(Records from a data source)
────────

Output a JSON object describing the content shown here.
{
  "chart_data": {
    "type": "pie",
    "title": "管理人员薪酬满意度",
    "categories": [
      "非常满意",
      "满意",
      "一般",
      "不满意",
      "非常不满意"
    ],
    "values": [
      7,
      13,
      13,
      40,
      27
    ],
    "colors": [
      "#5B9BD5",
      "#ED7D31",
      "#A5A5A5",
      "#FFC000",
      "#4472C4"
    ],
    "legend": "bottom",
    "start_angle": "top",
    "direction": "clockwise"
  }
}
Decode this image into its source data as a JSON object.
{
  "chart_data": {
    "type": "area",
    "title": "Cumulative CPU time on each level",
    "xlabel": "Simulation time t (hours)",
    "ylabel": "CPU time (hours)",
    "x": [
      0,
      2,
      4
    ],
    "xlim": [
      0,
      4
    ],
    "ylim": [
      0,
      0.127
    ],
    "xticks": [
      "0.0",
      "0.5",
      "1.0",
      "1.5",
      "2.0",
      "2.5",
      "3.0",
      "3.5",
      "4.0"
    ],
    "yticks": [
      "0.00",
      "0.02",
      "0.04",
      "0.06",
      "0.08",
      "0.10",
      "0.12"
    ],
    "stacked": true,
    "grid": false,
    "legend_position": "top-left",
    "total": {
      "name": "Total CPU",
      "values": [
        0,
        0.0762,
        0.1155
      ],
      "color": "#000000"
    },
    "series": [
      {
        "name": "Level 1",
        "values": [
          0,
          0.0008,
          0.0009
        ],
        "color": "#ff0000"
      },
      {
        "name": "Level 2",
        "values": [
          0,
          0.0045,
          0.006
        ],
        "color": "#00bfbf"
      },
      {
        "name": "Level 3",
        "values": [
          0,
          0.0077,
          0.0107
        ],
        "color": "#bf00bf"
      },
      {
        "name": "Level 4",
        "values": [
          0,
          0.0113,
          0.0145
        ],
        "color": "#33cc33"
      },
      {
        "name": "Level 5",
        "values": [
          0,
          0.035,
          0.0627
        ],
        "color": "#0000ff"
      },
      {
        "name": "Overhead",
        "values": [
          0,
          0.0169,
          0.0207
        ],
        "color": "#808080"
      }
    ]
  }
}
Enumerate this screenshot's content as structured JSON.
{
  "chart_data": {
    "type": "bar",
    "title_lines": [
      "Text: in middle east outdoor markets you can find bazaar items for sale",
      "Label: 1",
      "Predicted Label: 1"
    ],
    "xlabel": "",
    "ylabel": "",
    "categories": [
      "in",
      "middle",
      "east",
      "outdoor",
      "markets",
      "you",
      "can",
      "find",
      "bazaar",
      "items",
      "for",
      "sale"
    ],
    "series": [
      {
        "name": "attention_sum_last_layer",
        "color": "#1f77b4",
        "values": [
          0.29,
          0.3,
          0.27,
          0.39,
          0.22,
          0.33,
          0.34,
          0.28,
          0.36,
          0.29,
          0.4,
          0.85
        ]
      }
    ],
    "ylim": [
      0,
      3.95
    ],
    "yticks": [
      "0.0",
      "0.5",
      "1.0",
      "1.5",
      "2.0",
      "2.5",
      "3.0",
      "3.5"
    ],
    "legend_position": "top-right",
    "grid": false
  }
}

────────

EXERCISE PROMPT: Every record should be given again exactly.

SOLUTION FOR THIS EXERCISE:
Output a JSON object describing the content shown here.
{
  "chart_data": {
    "type": "pie",
    "title": "管理人员薪酬满意度",
    "categories": [
      "非常满意",
      "满意",
      "一般",
      "不满意",
      "非常不满意"
    ],
    "values": [
      7,
      13,
      13,
      40,
      27
    ],
    "colors": [
      "#5B9BD5",
      "#ED7D31",
      "#A5A5A5",
      "#FFC000",
      "#4472C4"
    ],
    "legend": "bottom",
    "start_angle": "top",
    "direction": "clockwise"
  }
}
Decode this image into its source data as a JSON object.
{
  "chart_data": {
    "type": "area",
    "title": "Cumulative CPU time on each level",
    "xlabel": "Simulation time t (hours)",
    "ylabel": "CPU time (hours)",
    "x": [
      0,
      2,
      4
    ],
    "xlim": [
      0,
      4
    ],
    "ylim": [
      0,
      0.127
    ],
    "xticks": [
      "0.0",
      "0.5",
      "1.0",
      "1.5",
      "2.0",
      "2.5",
      "3.0",
      "3.5",
      "4.0"
    ],
    "yticks": [
      "0.00",
      "0.02",
      "0.04",
      "0.06",
      "0.08",
      "0.10",
      "0.12"
    ],
    "stacked": true,
    "grid": false,
    "legend_position": "top-left",
    "total": {
      "name": "Total CPU",
      "values": [
        0,
        0.0762,
        0.1155
      ],
      "color": "#000000"
    },
    "series": [
      {
        "name": "Level 1",
        "values": [
          0,
          0.0008,
          0.0009
        ],
        "color": "#ff0000"
      },
      {
        "name": "Level 2",
        "values": [
          0,
          0.0045,
          0.006
        ],
        "color": "#00bfbf"
      },
      {
        "name": "Level 3",
        "values": [
          0,
          0.0077,
          0.0107
        ],
        "color": "#bf00bf"
      },
      {
        "name": "Level 4",
        "values": [
          0,
          0.0113,
          0.0145
        ],
        "color": "#33cc33"
      },
      {
        "name": "Level 5",
        "values": [
          0,
          0.035,
          0.0627
        ],
        "color": "#0000ff"
      },
      {
        "name": "Overhead",
        "values": [
          0,
          0.0169,
          0.0207
        ],
        "color": "#808080"
      }
    ]
  }
}
Enumerate this screenshot's content as structured JSON.
{
  "chart_data": {
    "type": "bar",
    "title_lines": [
      "Text: in middle east outdoor markets you can find bazaar items for sale",
      "Label: 1",
      "Predicted Label: 1"
    ],
    "xlabel": "",
    "ylabel": "",
    "categories": [
      "in",
      "middle",
      "east",
      "outdoor",
      "markets",
      "you",
      "can",
      "find",
      "bazaar",
      "items",
      "for",
      "sale"
    ],
    "series": [
      {
        "name": "attention_sum_last_layer",
        "color": "#1f77b4",
        "values": [
          0.29,
          0.3,
          0.27,
          0.39,
          0.22,
          0.33,
          0.34,
          0.28,
          0.36,
          0.29,
          0.4,
          0.85
        ]
      }
    ],
    "ylim": [
      0,
      3.95
    ],
    "yticks": [
      "0.0",
      "0.5",
      "1.0",
      "1.5",
      "2.0",
      "2.5",
      "3.0",
      "3.5"
    ],
    "legend_position": "top-right",
    "grid": false
  }
}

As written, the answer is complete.